=== What is being asked ===
Exactly as written, print each record in the listing.

_ _ _ _

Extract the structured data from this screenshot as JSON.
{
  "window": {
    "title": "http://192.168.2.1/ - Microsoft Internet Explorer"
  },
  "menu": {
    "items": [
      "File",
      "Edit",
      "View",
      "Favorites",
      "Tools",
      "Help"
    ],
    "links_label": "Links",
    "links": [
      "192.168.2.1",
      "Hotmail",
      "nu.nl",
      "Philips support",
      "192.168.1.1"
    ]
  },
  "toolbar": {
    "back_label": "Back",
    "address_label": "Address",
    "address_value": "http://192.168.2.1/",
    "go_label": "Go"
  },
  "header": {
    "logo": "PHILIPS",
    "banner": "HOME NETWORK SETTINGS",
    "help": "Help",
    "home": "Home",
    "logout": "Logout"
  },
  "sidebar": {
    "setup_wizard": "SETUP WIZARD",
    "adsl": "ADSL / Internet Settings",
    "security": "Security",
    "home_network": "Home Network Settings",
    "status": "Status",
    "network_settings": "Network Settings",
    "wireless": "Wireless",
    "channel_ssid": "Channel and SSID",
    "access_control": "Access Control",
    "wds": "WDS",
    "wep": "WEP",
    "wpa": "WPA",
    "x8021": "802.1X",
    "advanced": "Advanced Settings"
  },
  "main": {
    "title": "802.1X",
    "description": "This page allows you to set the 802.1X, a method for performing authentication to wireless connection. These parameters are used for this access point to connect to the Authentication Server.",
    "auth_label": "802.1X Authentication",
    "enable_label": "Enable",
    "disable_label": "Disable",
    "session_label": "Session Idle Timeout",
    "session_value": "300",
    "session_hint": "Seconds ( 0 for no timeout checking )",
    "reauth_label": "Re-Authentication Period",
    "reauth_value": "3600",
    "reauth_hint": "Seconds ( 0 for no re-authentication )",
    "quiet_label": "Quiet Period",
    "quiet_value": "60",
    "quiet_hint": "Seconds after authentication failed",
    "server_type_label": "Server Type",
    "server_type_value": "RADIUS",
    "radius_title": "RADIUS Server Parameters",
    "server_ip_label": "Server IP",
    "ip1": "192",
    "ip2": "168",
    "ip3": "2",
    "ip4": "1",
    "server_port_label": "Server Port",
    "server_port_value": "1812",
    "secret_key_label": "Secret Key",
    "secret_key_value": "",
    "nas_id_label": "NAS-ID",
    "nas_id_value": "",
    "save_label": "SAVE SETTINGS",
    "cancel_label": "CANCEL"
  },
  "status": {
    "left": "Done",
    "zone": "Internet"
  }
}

_ _ _ _

=== Solution to this exercise ===
Extract the structured data from this screenshot as JSON.
{
  "window": {
    "title": "http://192.168.2.1/ - Microsoft Internet Explorer"
  },
  "menu": {
    "items": [
      "File",
      "Edit",
      "View",
      "Favorites",
      "Tools",
      "Help"
    ],
    "links_label": "Links",
    "links": [
      "192.168.2.1",
      "Hotmail",
      "nu.nl",
      "Philips support",
      "192.168.1.1"
    ]
  },
  "toolbar": {
    "back_label": "Back",
    "address_label": "Address",
    "address_value": "http://192.168.2.1/",
    "go_label": "Go"
  },
  "header": {
    "logo": "PHILIPS",
    "banner": "HOME NETWORK SETTINGS",
    "help": "Help",
    "home": "Home",
    "logout": "Logout"
  },
  "sidebar": {
    "setup_wizard": "SETUP WIZARD",
    "adsl": "ADSL / Internet Settings",
    "security": "Security",
    "home_network": "Home Network Settings",
    "status": "Status",
    "network_settings": "Network Settings",
    "wireless": "Wireless",
    "channel_ssid": "Channel and SSID",
    "access_control": "Access Control",
    "wds": "WDS",
    "wep": "WEP",
    "wpa": "WPA",
    "x8021": "802.1X",
    "advanced": "Advanced Settings"
  },
  "main": {
    "title": "802.1X",
    "description": "This page allows you to set the 802.1X, a method for performing authentication to wireless connection. These parameters are used for this access point to connect to the Authentication Server.",
    "auth_label": "802.1X Authentication",
    "enable_label": "Enable",
    "disable_label": "Disable",
    "session_label": "Session Idle Timeout",
    "session_value": "300",
    "session_hint": "Seconds ( 0 for no timeout checking )",
    "reauth_label": "Re-Authentication Period",
    "reauth_value": "3600",
    "reauth_hint": "Seconds ( 0 for no re-authentication )",
    "quiet_label": "Quiet Period",
    "quiet_value": "60",
    "quiet_hint": "Seconds after authentication failed",
    "server_type_label": "Server Type",
    "server_type_value": "RADIUS",
    "radius_title": "RADIUS Server Parameters",
    "server_ip_label": "Server IP",
    "ip1": "192",
    "ip2": "168",
    "ip3": "2",
    "ip4": "1",
    "server_port_label": "Server Port",
    "server_port_value": "1812",
    "secret_key_label": "Secret Key",
    "secret_key_value": "",
    "nas_id_label": "NAS-ID",
    "nas_id_value": "",
    "save_label": "SAVE SETTINGS",
    "cancel_label": "CANCEL"
  },
  "status": {
    "left": "Done",
    "zone": "Internet"
  }
}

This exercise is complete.